━━━━━ Raw data

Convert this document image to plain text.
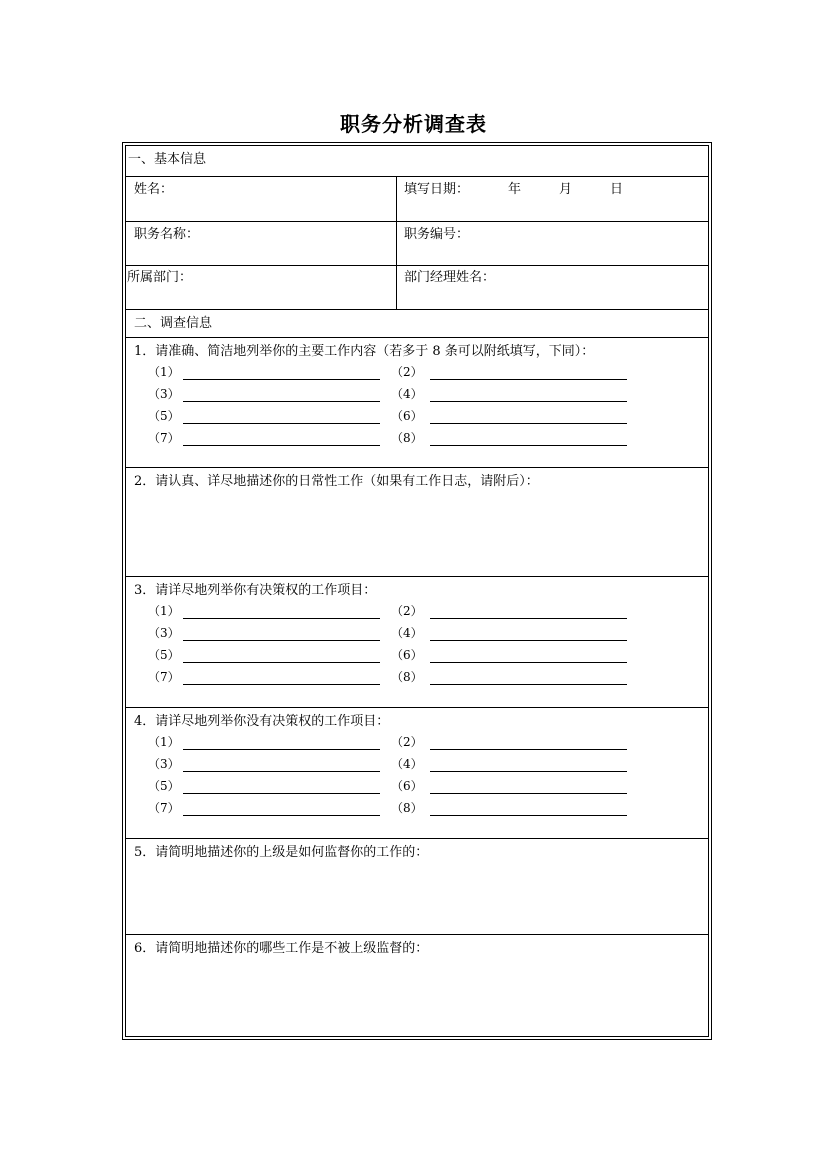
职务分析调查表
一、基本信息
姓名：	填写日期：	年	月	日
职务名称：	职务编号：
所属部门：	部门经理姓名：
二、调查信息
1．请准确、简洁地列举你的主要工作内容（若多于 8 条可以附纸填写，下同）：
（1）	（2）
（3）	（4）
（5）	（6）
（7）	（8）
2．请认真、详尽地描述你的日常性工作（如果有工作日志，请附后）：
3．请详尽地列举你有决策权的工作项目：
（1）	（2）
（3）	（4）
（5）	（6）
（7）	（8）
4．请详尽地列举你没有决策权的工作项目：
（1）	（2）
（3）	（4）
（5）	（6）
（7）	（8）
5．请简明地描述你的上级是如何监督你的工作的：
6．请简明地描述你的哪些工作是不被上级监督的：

━━━━━━━━━━

### Requirements
Return all of the data exactly as written, and drop the pictures.

### Correct answer
Convert this document image to plain text.
职务分析调查表
一、基本信息
姓名：	填写日期：	年	月	日
职务名称：	职务编号：
所属部门：	部门经理姓名：
二、调查信息
1．请准确、简洁地列举你的主要工作内容（若多于 8 条可以附纸填写，下同）：
（1）	（2）
（3）	（4）
（5）	（6）
（7）	（8）
2．请认真、详尽地描述你的日常性工作（如果有工作日志，请附后）：
3．请详尽地列举你有决策权的工作项目：
（1）	（2）
（3）	（4）
（5）	（6）
（7）	（8）
4．请详尽地列举你没有决策权的工作项目：
（1）	（2）
（3）	（4）
（5）	（6）
（7）	（8）
5．请简明地描述你的上级是如何监督你的工作的：
6．请简明地描述你的哪些工作是不被上级监督的：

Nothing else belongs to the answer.